▶ [Aim of the task]: In your copy, repeat the records exactly and leave out the pictures.

Excerpt from a dataset:

[start]

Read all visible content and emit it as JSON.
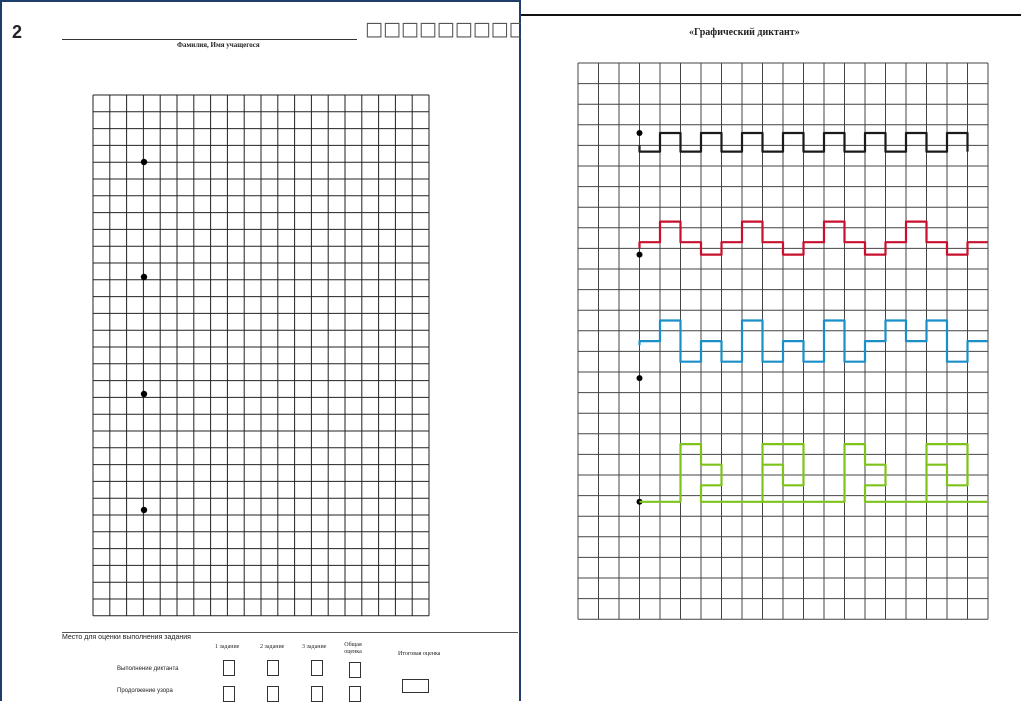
{
  "left_sheet": {
    "page_number": "2",
    "placeholder_boxes": "□□□□□□□□□□□□",
    "name_caption": "Фамилия, Имя учащегося",
    "footer": {
      "caption": "Место для оценки выполнения задания",
      "col_1": "1 задание",
      "col_2": "2 задание",
      "col_3": "3 задание",
      "col_4": "Общая оценка",
      "final_label": "Итоговая оценка",
      "row_1": "Выполнение диктанта",
      "row_2": "Продолжение узора"
    }
  },
  "right_sheet": {
    "title": "«Графический диктант»",
    "pattern_colors": [
      "#1a1a1a",
      "#c8102e",
      "#1a8fc9",
      "#7ec31a"
    ]
  }
}
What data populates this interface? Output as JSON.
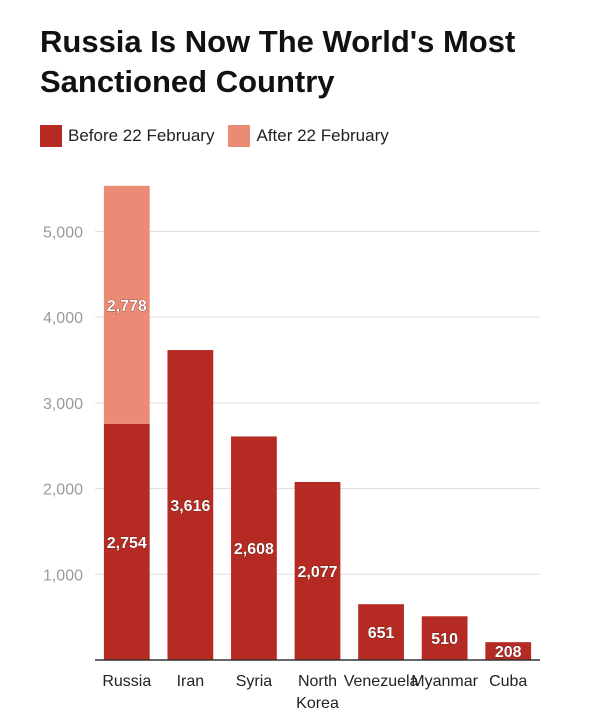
{
  "chart_data": {
    "type": "bar",
    "stacked": true,
    "title": "Russia Is Now The World's Most Sanctioned Country",
    "xlabel": "",
    "ylabel": "",
    "categories": [
      "Russia",
      "Iran",
      "Syria",
      "North Korea",
      "Venezuela",
      "Myanmar",
      "Cuba"
    ],
    "series": [
      {
        "name": "Before 22 February",
        "color": "#b52b24",
        "values": [
          2754,
          3616,
          2608,
          2077,
          651,
          510,
          208
        ],
        "labels": [
          "2,754",
          "3,616",
          "2,608",
          "2,077",
          "651",
          "510",
          "208"
        ]
      },
      {
        "name": "After 22 February",
        "color": "#ec8b75",
        "values": [
          2778,
          0,
          0,
          0,
          0,
          0,
          0
        ],
        "labels": [
          "2,778",
          "",
          "",
          "",
          "",
          "",
          ""
        ]
      }
    ],
    "ylim": [
      0,
      5600
    ],
    "yticks": [
      1000,
      2000,
      3000,
      4000,
      5000
    ],
    "ytick_labels": [
      "1,000",
      "2,000",
      "3,000",
      "4,000",
      "5,000"
    ],
    "grid": true,
    "legend_position": "top-left"
  }
}
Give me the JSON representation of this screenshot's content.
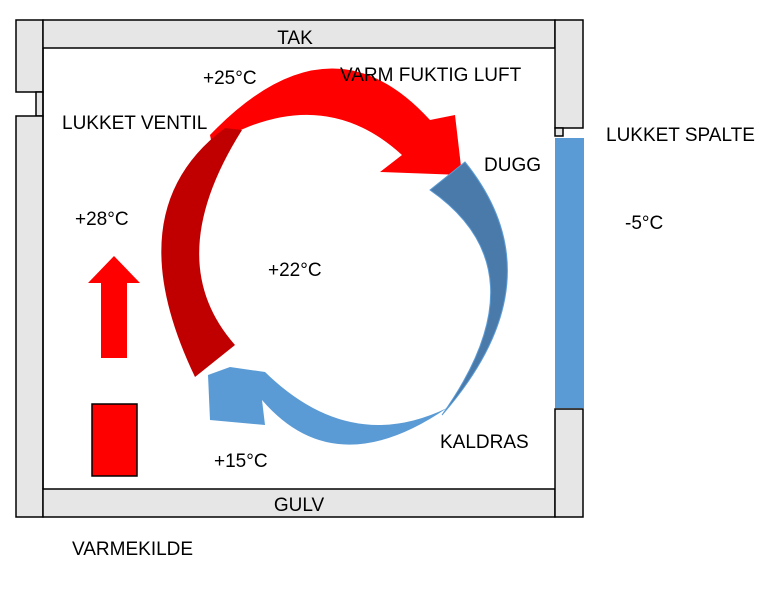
{
  "labels": {
    "roof": "TAK",
    "floor": "GULV",
    "warm_air": "VARM FUKTIG LUFT",
    "closed_valve": "LUKKET VENTIL",
    "closed_gap": "LUKKET SPALTE",
    "dew": "DUGG",
    "cold_draft": "KALDRAS",
    "heat_source": "VARMEKILDE"
  },
  "temperatures": {
    "top": "+25°C",
    "left": "+28°C",
    "center": "+22°C",
    "bottom": "+15°C",
    "outside": "-5°C"
  },
  "colors": {
    "warm": "#ff0000",
    "warm_dark": "#c00000",
    "cold": "#5b9bd5",
    "cold_dark": "#4a7aaa",
    "wall": "#e6e6e6",
    "outline": "#000000"
  }
}
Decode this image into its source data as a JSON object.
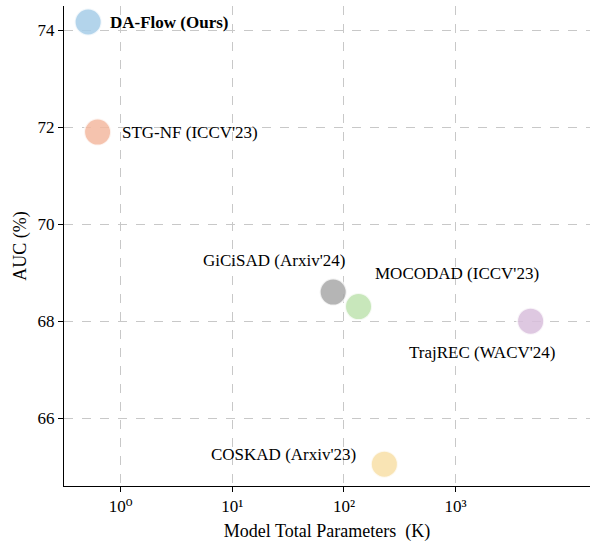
{
  "chart_data": {
    "type": "scatter",
    "x_label": "Model Total Parameters  (K)",
    "y_label": "AUC (%)",
    "log": "x",
    "grid": true,
    "marker": "circle",
    "xlim": [
      0.31,
      16000
    ],
    "ylim": [
      64.6,
      74.5
    ],
    "xticks": [
      {
        "value": 1,
        "label": "10⁰"
      },
      {
        "value": 10,
        "label": "10¹"
      },
      {
        "value": 100,
        "label": "10²"
      },
      {
        "value": 1000,
        "label": "10³"
      }
    ],
    "yticks": [
      66,
      68,
      70,
      72,
      74
    ],
    "series": [
      {
        "name": "DA-Flow (Ours)",
        "color": "#a6cde8",
        "x": [
          0.51
        ],
        "values": [
          74.17
        ]
      },
      {
        "name": "STG-NF (ICCV'23)",
        "color": "#f4b9a0",
        "x": [
          0.62
        ],
        "values": [
          71.9
        ]
      },
      {
        "name": "GiCiSAD (Arxiv'24)",
        "color": "#a9a9a9",
        "x": [
          80
        ],
        "values": [
          68.6
        ]
      },
      {
        "name": "MOCODAD (ICCV'23)",
        "color": "#bfe3b0",
        "x": [
          135
        ],
        "values": [
          68.3
        ]
      },
      {
        "name": "TrajREC (WACV'24)",
        "color": "#d9bfdc",
        "x": [
          4700
        ],
        "values": [
          68.0
        ]
      },
      {
        "name": "COSKAD (Arxiv'23)",
        "color": "#f8e0a8",
        "x": [
          230
        ],
        "values": [
          65.05
        ]
      }
    ]
  }
}
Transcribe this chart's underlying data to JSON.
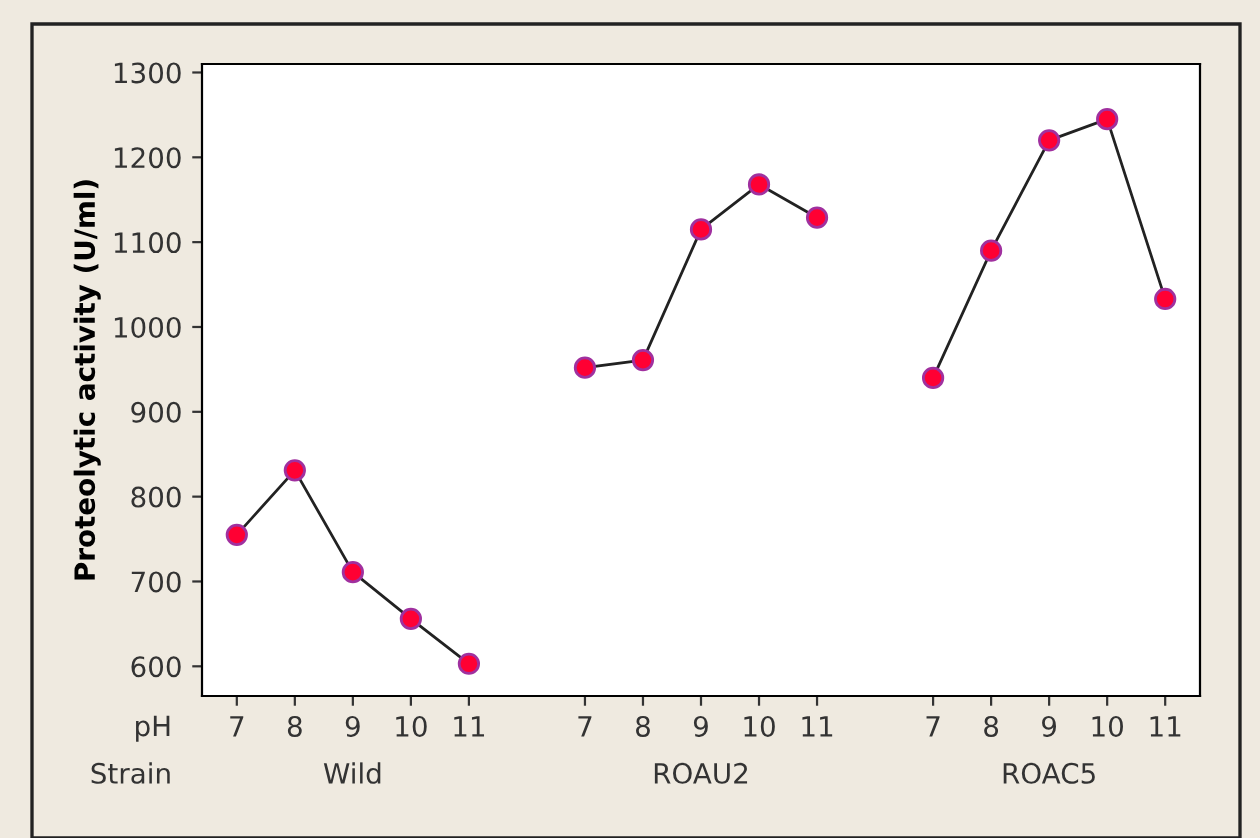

[end]

▶ [Full solution]:
Read all visible content and emit it as JSON.
{
  "left_sheet": {
    "page_number": "2",
    "placeholder_boxes": "□□□□□□□□□□□□",
    "name_caption": "Фамилия, Имя учащегося",
    "footer": {
      "caption": "Место для оценки выполнения задания",
      "col_1": "1 задание",
      "col_2": "2 задание",
      "col_3": "3 задание",
      "col_4": "Общая оценка",
      "final_label": "Итоговая оценка",
      "row_1": "Выполнение диктанта",
      "row_2": "Продолжение узора"
    }
  },
  "right_sheet": {
    "title": "«Графический диктант»",
    "pattern_colors": [
      "#1a1a1a",
      "#c8102e",
      "#1a8fc9",
      "#7ec31a"
    ]
  }
}
What data populates this interface? Output as JSON.
{
  "chart_data": {
    "type": "bar",
    "stacked": true,
    "title": "Russia Is Now The World's Most Sanctioned Country",
    "xlabel": "",
    "ylabel": "",
    "categories": [
      "Russia",
      "Iran",
      "Syria",
      "North Korea",
      "Venezuela",
      "Myanmar",
      "Cuba"
    ],
    "series": [
      {
        "name": "Before 22 February",
        "color": "#b52b24",
        "values": [
          2754,
          3616,
          2608,
          2077,
          651,
          510,
          208
        ],
        "labels": [
          "2,754",
          "3,616",
          "2,608",
          "2,077",
          "651",
          "510",
          "208"
        ]
      },
      {
        "name": "After 22 February",
        "color": "#ec8b75",
        "values": [
          2778,
          0,
          0,
          0,
          0,
          0,
          0
        ],
        "labels": [
          "2,778",
          "",
          "",
          "",
          "",
          "",
          ""
        ]
      }
    ],
    "ylim": [
      0,
      5600
    ],
    "yticks": [
      1000,
      2000,
      3000,
      4000,
      5000
    ],
    "ytick_labels": [
      "1,000",
      "2,000",
      "3,000",
      "4,000",
      "5,000"
    ],
    "grid": true,
    "legend_position": "top-left"
  }
}
Give me the JSON representation of this screenshot's content.
{
  "labels": {
    "roof": "TAK",
    "floor": "GULV",
    "warm_air": "VARM FUKTIG LUFT",
    "closed_valve": "LUKKET VENTIL",
    "closed_gap": "LUKKET SPALTE",
    "dew": "DUGG",
    "cold_draft": "KALDRAS",
    "heat_source": "VARMEKILDE"
  },
  "temperatures": {
    "top": "+25°C",
    "left": "+28°C",
    "center": "+22°C",
    "bottom": "+15°C",
    "outside": "-5°C"
  },
  "colors": {
    "warm": "#ff0000",
    "warm_dark": "#c00000",
    "cold": "#5b9bd5",
    "cold_dark": "#4a7aaa",
    "wall": "#e6e6e6",
    "outline": "#000000"
  }
}
Decode this image into its source data as a JSON object.
{
  "chart_data": {
    "type": "scatter",
    "x_label": "Model Total Parameters  (K)",
    "y_label": "AUC (%)",
    "log": "x",
    "grid": true,
    "marker": "circle",
    "xlim": [
      0.31,
      16000
    ],
    "ylim": [
      64.6,
      74.5
    ],
    "xticks": [
      {
        "value": 1,
        "label": "10⁰"
      },
      {
        "value": 10,
        "label": "10¹"
      },
      {
        "value": 100,
        "label": "10²"
      },
      {
        "value": 1000,
        "label": "10³"
      }
    ],
    "yticks": [
      66,
      68,
      70,
      72,
      74
    ],
    "series": [
      {
        "name": "DA-Flow (Ours)",
        "color": "#a6cde8",
        "x": [
          0.51
        ],
        "values": [
          74.17
        ]
      },
      {
        "name": "STG-NF (ICCV'23)",
        "color": "#f4b9a0",
        "x": [
          0.62
        ],
        "values": [
          71.9
        ]
      },
      {
        "name": "GiCiSAD (Arxiv'24)",
        "color": "#a9a9a9",
        "x": [
          80
        ],
        "values": [
          68.6
        ]
      },
      {
        "name": "MOCODAD (ICCV'23)",
        "color": "#bfe3b0",
        "x": [
          135
        ],
        "values": [
          68.3
        ]
      },
      {
        "name": "TrajREC (WACV'24)",
        "color": "#d9bfdc",
        "x": [
          4700
        ],
        "values": [
          68.0
        ]
      },
      {
        "name": "COSKAD (Arxiv'23)",
        "color": "#f8e0a8",
        "x": [
          230
        ],
        "values": [
          65.05
        ]
      }
    ]
  }
}
Transcribe this chart's underlying data to JSON.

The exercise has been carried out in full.